Task requirements :: Search the material below for the word "cceeff" and copy every line in which it occurs.

--- START Dataset entries ---

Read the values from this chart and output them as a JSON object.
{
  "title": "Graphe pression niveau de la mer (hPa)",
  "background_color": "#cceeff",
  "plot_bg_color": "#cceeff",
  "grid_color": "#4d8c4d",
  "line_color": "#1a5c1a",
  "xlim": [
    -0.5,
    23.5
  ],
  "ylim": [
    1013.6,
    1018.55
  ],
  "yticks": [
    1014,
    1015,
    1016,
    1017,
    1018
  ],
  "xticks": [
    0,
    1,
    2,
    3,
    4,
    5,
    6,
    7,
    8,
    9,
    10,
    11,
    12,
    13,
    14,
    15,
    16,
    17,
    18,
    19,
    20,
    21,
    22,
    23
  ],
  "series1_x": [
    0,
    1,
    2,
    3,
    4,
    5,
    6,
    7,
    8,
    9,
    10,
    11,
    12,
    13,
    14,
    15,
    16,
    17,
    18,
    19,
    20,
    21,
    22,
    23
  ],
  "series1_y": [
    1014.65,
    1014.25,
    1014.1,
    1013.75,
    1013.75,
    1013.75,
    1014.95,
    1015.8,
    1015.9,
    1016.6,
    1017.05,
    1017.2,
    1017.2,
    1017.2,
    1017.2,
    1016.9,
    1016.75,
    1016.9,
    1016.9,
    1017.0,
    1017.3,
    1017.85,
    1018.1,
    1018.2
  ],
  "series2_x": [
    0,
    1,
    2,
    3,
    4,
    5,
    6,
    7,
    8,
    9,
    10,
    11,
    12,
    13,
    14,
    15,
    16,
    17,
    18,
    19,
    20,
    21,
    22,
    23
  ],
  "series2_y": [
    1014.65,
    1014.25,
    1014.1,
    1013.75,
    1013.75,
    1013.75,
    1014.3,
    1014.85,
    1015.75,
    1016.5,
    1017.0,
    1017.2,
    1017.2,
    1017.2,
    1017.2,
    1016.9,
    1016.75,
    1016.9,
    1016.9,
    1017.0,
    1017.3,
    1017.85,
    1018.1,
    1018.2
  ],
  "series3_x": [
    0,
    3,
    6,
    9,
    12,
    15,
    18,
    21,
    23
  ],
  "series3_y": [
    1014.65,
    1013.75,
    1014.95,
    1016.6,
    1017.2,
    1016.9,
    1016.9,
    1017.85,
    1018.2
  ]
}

--- END Dataset entries ---
--- START Dataset entries ---

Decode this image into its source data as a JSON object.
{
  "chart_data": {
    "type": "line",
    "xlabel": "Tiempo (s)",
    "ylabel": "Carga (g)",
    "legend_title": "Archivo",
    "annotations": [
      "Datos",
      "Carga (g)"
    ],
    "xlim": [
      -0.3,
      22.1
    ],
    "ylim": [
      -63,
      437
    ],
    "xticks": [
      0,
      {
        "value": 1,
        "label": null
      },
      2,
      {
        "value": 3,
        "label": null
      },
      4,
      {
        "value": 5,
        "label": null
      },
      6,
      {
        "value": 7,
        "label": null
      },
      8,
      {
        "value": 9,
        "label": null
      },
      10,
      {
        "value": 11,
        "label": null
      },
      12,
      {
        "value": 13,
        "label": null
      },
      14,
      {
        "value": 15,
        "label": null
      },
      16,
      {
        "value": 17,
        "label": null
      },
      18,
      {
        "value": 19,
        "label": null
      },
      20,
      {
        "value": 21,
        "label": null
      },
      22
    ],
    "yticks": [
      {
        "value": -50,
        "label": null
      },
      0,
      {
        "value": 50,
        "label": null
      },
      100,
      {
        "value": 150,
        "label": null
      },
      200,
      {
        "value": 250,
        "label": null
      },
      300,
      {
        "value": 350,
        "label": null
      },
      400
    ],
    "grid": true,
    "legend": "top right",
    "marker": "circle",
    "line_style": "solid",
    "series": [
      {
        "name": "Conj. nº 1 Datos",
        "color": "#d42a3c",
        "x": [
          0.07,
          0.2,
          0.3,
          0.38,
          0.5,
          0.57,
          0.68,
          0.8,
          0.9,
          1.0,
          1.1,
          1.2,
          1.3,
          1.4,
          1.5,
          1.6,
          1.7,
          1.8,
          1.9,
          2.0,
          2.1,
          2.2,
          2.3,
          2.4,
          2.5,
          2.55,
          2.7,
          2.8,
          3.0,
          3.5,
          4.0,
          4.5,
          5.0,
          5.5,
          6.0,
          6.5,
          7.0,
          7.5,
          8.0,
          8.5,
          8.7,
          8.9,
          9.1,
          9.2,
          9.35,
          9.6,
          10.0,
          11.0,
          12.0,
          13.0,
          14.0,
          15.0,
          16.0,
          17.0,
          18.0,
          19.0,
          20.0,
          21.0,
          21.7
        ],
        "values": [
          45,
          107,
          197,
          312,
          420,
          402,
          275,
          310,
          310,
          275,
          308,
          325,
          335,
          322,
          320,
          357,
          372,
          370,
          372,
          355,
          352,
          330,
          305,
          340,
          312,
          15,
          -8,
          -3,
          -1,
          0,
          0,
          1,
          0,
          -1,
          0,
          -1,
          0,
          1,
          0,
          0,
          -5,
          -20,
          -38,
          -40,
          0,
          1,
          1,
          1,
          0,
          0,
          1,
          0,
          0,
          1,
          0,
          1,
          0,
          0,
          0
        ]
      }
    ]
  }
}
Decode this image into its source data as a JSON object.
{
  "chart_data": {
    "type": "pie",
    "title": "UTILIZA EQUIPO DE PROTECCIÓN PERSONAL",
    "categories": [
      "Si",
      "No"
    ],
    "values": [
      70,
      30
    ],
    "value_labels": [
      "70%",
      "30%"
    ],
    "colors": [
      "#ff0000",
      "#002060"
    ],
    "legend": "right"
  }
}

--- END Dataset entries ---
--- START Dataset entries ---

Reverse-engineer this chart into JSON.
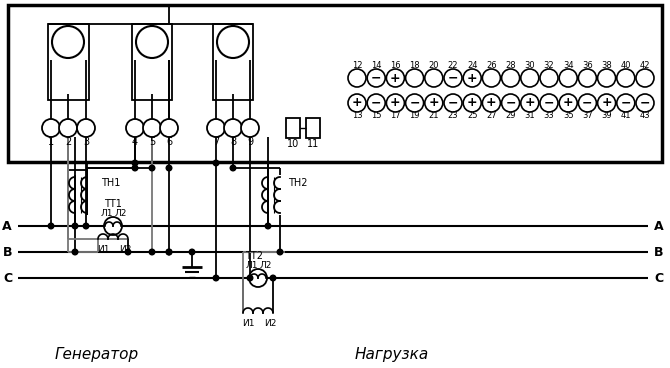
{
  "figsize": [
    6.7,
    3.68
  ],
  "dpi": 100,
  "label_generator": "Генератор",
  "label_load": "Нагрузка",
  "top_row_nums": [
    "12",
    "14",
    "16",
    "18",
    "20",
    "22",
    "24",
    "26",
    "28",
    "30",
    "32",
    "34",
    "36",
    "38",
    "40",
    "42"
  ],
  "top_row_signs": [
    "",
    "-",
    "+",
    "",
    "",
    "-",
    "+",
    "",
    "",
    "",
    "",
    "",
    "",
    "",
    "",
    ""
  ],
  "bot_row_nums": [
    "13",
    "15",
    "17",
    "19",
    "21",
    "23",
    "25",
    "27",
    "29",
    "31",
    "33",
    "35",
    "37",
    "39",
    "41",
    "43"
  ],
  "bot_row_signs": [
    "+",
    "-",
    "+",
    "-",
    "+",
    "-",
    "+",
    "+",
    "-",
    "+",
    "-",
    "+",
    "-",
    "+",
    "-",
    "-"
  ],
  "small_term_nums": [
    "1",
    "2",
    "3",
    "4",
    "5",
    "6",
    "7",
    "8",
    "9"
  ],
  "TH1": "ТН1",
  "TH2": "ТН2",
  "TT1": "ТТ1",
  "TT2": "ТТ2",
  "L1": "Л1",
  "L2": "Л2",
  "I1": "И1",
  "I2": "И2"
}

--- END Dataset entries ---

Reply ::
  "background_color": "#cceeff",
  "plot_bg_color": "#cceeff",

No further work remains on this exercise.